The problem: Below is a listing; reproduce each line of it exactly.

Dataset records:
--

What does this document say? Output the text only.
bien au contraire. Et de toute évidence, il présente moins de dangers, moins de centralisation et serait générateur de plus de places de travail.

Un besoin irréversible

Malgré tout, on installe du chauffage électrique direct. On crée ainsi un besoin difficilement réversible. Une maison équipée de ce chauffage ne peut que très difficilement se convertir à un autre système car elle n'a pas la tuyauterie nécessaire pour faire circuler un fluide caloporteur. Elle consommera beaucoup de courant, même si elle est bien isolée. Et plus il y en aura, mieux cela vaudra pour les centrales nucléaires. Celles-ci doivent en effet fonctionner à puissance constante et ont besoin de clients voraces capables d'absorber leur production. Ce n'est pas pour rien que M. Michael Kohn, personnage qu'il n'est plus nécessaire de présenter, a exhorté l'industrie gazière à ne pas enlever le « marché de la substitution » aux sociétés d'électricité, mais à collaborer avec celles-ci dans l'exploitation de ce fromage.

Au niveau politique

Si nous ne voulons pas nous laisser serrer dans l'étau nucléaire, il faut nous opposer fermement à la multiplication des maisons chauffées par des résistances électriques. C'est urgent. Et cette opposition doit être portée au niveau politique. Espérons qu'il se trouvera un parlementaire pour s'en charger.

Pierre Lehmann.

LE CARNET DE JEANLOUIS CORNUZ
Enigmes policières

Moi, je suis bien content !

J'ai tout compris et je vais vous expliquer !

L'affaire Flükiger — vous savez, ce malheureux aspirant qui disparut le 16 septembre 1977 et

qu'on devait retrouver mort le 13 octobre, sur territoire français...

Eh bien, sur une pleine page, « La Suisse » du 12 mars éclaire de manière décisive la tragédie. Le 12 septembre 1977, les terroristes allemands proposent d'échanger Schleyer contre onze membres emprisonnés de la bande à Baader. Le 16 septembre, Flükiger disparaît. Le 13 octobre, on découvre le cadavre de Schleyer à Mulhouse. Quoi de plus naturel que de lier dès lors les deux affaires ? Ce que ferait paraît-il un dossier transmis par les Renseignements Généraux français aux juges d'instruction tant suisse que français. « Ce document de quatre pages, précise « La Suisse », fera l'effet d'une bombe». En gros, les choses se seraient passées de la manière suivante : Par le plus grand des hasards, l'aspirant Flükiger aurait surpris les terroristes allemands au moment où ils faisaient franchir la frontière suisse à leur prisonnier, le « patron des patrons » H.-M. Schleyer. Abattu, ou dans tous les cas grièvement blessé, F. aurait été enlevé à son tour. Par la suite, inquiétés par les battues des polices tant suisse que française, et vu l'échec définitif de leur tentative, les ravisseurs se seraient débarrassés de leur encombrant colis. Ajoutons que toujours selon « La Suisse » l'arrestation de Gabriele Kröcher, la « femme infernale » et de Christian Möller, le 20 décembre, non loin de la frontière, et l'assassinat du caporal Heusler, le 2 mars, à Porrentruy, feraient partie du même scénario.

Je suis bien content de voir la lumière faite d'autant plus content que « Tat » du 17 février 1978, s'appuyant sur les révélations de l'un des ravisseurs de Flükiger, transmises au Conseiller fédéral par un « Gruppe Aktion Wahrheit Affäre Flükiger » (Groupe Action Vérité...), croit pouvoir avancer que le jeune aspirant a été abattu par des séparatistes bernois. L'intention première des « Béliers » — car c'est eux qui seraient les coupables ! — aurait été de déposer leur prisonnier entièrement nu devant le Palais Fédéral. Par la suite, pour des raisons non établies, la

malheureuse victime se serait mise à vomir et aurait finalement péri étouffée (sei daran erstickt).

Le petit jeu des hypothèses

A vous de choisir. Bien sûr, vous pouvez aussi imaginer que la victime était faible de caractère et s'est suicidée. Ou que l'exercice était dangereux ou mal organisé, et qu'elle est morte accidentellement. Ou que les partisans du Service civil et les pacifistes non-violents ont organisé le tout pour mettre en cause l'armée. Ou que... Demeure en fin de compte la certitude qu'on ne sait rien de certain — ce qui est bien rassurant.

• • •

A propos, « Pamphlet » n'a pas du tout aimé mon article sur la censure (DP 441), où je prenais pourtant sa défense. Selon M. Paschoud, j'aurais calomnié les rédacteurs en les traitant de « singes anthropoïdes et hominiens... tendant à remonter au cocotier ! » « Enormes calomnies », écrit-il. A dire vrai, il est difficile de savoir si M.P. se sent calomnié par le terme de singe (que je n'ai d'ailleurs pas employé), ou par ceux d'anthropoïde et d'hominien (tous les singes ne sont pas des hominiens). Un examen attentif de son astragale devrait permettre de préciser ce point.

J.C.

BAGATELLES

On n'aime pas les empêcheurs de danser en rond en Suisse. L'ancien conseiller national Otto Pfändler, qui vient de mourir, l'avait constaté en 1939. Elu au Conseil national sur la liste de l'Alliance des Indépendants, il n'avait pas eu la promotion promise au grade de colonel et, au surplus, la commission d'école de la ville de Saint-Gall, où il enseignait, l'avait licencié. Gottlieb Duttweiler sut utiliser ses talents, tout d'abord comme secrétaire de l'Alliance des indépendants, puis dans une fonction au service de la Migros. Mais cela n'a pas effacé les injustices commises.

--

Exercise answer:
What does this document say? Output the text only.
bien au contraire. Et de toute évidence, il présente moins de dangers, moins de centralisation et serait générateur de plus de places de travail.

Un besoin irréversible

Malgré tout, on installe du chauffage électrique direct. On crée ainsi un besoin difficilement réversible. Une maison équipée de ce chauffage ne peut que très difficilement se convertir à un autre système car elle n'a pas la tuyauterie nécessaire pour faire circuler un fluide caloporteur. Elle consommera beaucoup de courant, même si elle est bien isolée. Et plus il y en aura, mieux cela vaudra pour les centrales nucléaires. Celles-ci doivent en effet fonctionner à puissance constante et ont besoin de clients voraces capables d'absorber leur production. Ce n'est pas pour rien que M. Michael Kohn, personnage qu'il n'est plus nécessaire de présenter, a exhorté l'industrie gazière à ne pas enlever le « marché de la substitution » aux sociétés d'électricité, mais à collaborer avec celles-ci dans l'exploitation de ce fromage.

Au niveau politique

Si nous ne voulons pas nous laisser serrer dans l'étau nucléaire, il faut nous opposer fermement à la multiplication des maisons chauffées par des résistances électriques. C'est urgent. Et cette opposition doit être portée au niveau politique. Espérons qu'il se trouvera un parlementaire pour s'en charger.

Pierre Lehmann.

LE CARNET DE JEANLOUIS CORNUZ
Enigmes policières

Moi, je suis bien content !

J'ai tout compris et je vais vous expliquer !

L'affaire Flükiger — vous savez, ce malheureux aspirant qui disparut le 16 septembre 1977 et

qu'on devait retrouver mort le 13 octobre, sur territoire français...

Eh bien, sur une pleine page, « La Suisse » du 12 mars éclaire de manière décisive la tragédie. Le 12 septembre 1977, les terroristes allemands proposent d'échanger Schleyer contre onze membres emprisonnés de la bande à Baader. Le 16 septembre, Flükiger disparaît. Le 13 octobre, on découvre le cadavre de Schleyer à Mulhouse. Quoi de plus naturel que de lier dès lors les deux affaires ? Ce que ferait paraît-il un dossier transmis par les Renseignements Généraux français aux juges d'instruction tant suisse que français. « Ce document de quatre pages, précise « La Suisse », fera l'effet d'une bombe». En gros, les choses se seraient passées de la manière suivante : Par le plus grand des hasards, l'aspirant Flükiger aurait surpris les terroristes allemands au moment où ils faisaient franchir la frontière suisse à leur prisonnier, le « patron des patrons » H.-M. Schleyer. Abattu, ou dans tous les cas grièvement blessé, F. aurait été enlevé à son tour. Par la suite, inquiétés par les battues des polices tant suisse que française, et vu l'échec définitif de leur tentative, les ravisseurs se seraient débarrassés de leur encombrant colis. Ajoutons que toujours selon « La Suisse » l'arrestation de Gabriele Kröcher, la « femme infernale » et de Christian Möller, le 20 décembre, non loin de la frontière, et l'assassinat du caporal Heusler, le 2 mars, à Porrentruy, feraient partie du même scénario.

Je suis bien content de voir la lumière faite d'autant plus content que « Tat » du 17 février 1978, s'appuyant sur les révélations de l'un des ravisseurs de Flükiger, transmises au Conseiller fédéral par un « Gruppe Aktion Wahrheit Affäre Flükiger » (Groupe Action Vérité...), croit pouvoir avancer que le jeune aspirant a été abattu par des séparatistes bernois. L'intention première des « Béliers » — car c'est eux qui seraient les coupables ! — aurait été de déposer leur prisonnier entièrement nu devant le Palais Fédéral. Par la suite, pour des raisons non établies, la

malheureuse victime se serait mise à vomir et aurait finalement péri étouffée (sei daran erstickt).

Le petit jeu des hypothèses

A vous de choisir. Bien sûr, vous pouvez aussi imaginer que la victime était faible de caractère et s'est suicidée. Ou que l'exercice était dangereux ou mal organisé, et qu'elle est morte accidentellement. Ou que les partisans du Service civil et les pacifistes non-violents ont organisé le tout pour mettre en cause l'armée. Ou que... Demeure en fin de compte la certitude qu'on ne sait rien de certain — ce qui est bien rassurant.

• • •

A propos, « Pamphlet » n'a pas du tout aimé mon article sur la censure (DP 441), où je prenais pourtant sa défense. Selon M. Paschoud, j'aurais calomnié les rédacteurs en les traitant de « singes anthropoïdes et hominiens... tendant à remonter au cocotier ! » « Enormes calomnies », écrit-il. A dire vrai, il est difficile de savoir si M.P. se sent calomnié par le terme de singe (que je n'ai d'ailleurs pas employé), ou par ceux d'anthropoïde et d'hominien (tous les singes ne sont pas des hominiens). Un examen attentif de son astragale devrait permettre de préciser ce point.

J.C.

BAGATELLES

On n'aime pas les empêcheurs de danser en rond en Suisse. L'ancien conseiller national Otto Pfändler, qui vient de mourir, l'avait constaté en 1939. Elu au Conseil national sur la liste de l'Alliance des Indépendants, il n'avait pas eu la promotion promise au grade de colonel et, au surplus, la commission d'école de la ville de Saint-Gall, où il enseignait, l'avait licencié. Gottlieb Duttweiler sut utiliser ses talents, tout d'abord comme secrétaire de l'Alliance des indépendants, puis dans une fonction au service de la Migros. Mais cela n'a pas effacé les injustices commises.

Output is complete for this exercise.